──────── Extracted material

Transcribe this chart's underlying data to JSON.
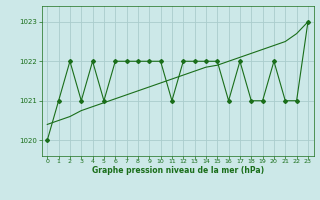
{
  "x": [
    0,
    1,
    2,
    3,
    4,
    5,
    6,
    7,
    8,
    9,
    10,
    11,
    12,
    13,
    14,
    15,
    16,
    17,
    18,
    19,
    20,
    21,
    22,
    23
  ],
  "y_actual": [
    1020.0,
    1021.0,
    1022.0,
    1021.0,
    1022.0,
    1021.0,
    1022.0,
    1022.0,
    1022.0,
    1022.0,
    1022.0,
    1021.0,
    1022.0,
    1022.0,
    1022.0,
    1022.0,
    1021.0,
    1022.0,
    1021.0,
    1021.0,
    1022.0,
    1021.0,
    1021.0,
    1023.0
  ],
  "y_trend": [
    1020.4,
    1020.5,
    1020.6,
    1020.75,
    1020.85,
    1020.95,
    1021.05,
    1021.15,
    1021.25,
    1021.35,
    1021.45,
    1021.55,
    1021.65,
    1021.75,
    1021.85,
    1021.9,
    1022.0,
    1022.1,
    1022.2,
    1022.3,
    1022.4,
    1022.5,
    1022.7,
    1023.0
  ],
  "line_color": "#1a6e1a",
  "bg_color": "#cce8e8",
  "grid_color": "#aacccc",
  "ylabel_ticks": [
    1020,
    1021,
    1022,
    1023
  ],
  "xlabel_ticks": [
    0,
    1,
    2,
    3,
    4,
    5,
    6,
    7,
    8,
    9,
    10,
    11,
    12,
    13,
    14,
    15,
    16,
    17,
    18,
    19,
    20,
    21,
    22,
    23
  ],
  "xlabel": "Graphe pression niveau de la mer (hPa)",
  "ylim": [
    1019.6,
    1023.4
  ],
  "xlim": [
    -0.5,
    23.5
  ],
  "marker": "D",
  "markersize": 2.0,
  "linewidth": 0.8
}
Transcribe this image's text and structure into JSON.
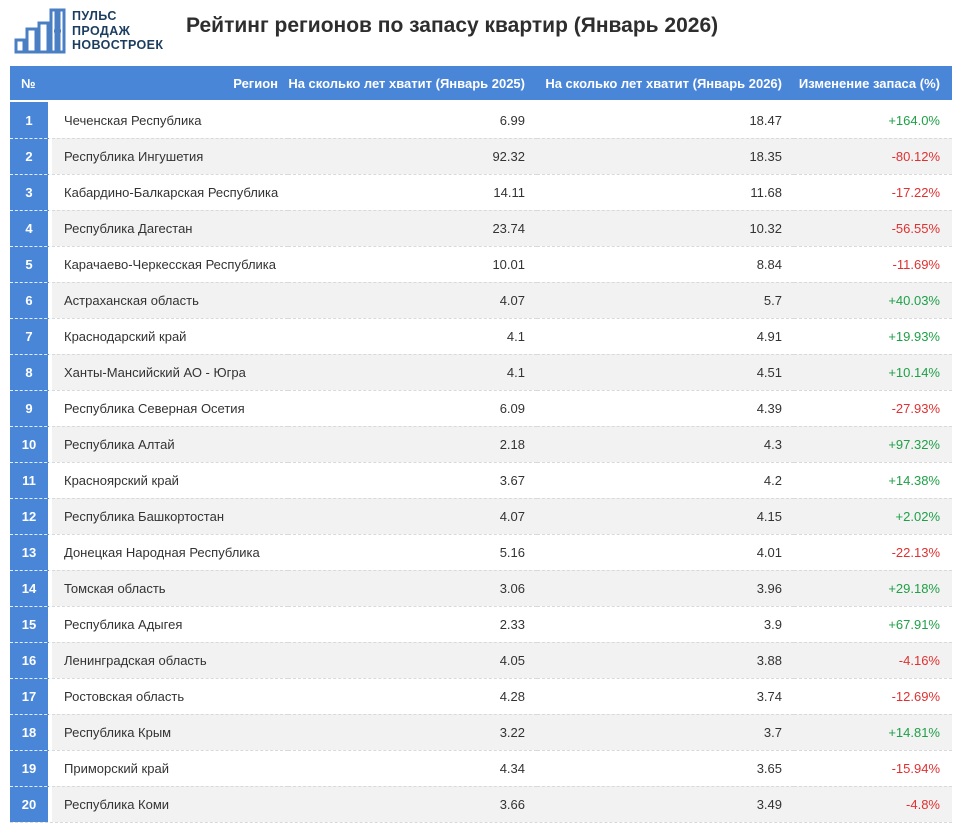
{
  "brand": {
    "name_lines": "ПУЛЬС\nПРОДАЖ\nНОВОСТРОЕК"
  },
  "page_title": "Рейтинг регионов по запасу квартир (Январь 2026)",
  "colors": {
    "header_blue": "#4a86d8",
    "row_alt_gray": "#f2f2f2",
    "positive_green": "#1fa048",
    "negative_red": "#e03131",
    "brand_navy": "#1c3d5f",
    "brand_icon_blue": "#4a7fc4"
  },
  "icons": {
    "logo": "bar-chart-buildings-icon"
  },
  "chart_data": {
    "type": "table",
    "title": "Рейтинг регионов по запасу квартир (Январь 2026)",
    "columns": [
      "№",
      "Регион",
      "На сколько лет хватит (Январь 2025)",
      "На сколько лет хватит (Январь 2026)",
      "Изменение запаса (%)"
    ],
    "rows": [
      [
        "1",
        "Чеченская Республика",
        "6.99",
        "18.47",
        "+164.0%"
      ],
      [
        "2",
        "Республика Ингушетия",
        "92.32",
        "18.35",
        "-80.12%"
      ],
      [
        "3",
        "Кабардино-Балкарская Республика",
        "14.11",
        "11.68",
        "-17.22%"
      ],
      [
        "4",
        "Республика Дагестан",
        "23.74",
        "10.32",
        "-56.55%"
      ],
      [
        "5",
        "Карачаево-Черкесская Республика",
        "10.01",
        "8.84",
        "-11.69%"
      ],
      [
        "6",
        "Астраханская область",
        "4.07",
        "5.7",
        "+40.03%"
      ],
      [
        "7",
        "Краснодарский край",
        "4.1",
        "4.91",
        "+19.93%"
      ],
      [
        "8",
        "Ханты-Мансийский АО - Югра",
        "4.1",
        "4.51",
        "+10.14%"
      ],
      [
        "9",
        "Республика Северная Осетия",
        "6.09",
        "4.39",
        "-27.93%"
      ],
      [
        "10",
        "Республика Алтай",
        "2.18",
        "4.3",
        "+97.32%"
      ],
      [
        "11",
        "Красноярский край",
        "3.67",
        "4.2",
        "+14.38%"
      ],
      [
        "12",
        "Республика Башкортостан",
        "4.07",
        "4.15",
        "+2.02%"
      ],
      [
        "13",
        "Донецкая Народная Республика",
        "5.16",
        "4.01",
        "-22.13%"
      ],
      [
        "14",
        "Томская область",
        "3.06",
        "3.96",
        "+29.18%"
      ],
      [
        "15",
        "Республика Адыгея",
        "2.33",
        "3.9",
        "+67.91%"
      ],
      [
        "16",
        "Ленинградская область",
        "4.05",
        "3.88",
        "-4.16%"
      ],
      [
        "17",
        "Ростовская область",
        "4.28",
        "3.74",
        "-12.69%"
      ],
      [
        "18",
        "Республика Крым",
        "3.22",
        "3.7",
        "+14.81%"
      ],
      [
        "19",
        "Приморский край",
        "4.34",
        "3.65",
        "-15.94%"
      ],
      [
        "20",
        "Республика Коми",
        "3.66",
        "3.49",
        "-4.8%"
      ]
    ]
  }
}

────────────────

-- Task description --
Pick out every line above that holds the word "this" and copy it.

-- The reply --
Transcribe this chart's underlying data to JSON.
Transcribe this image's text and structure into JSON.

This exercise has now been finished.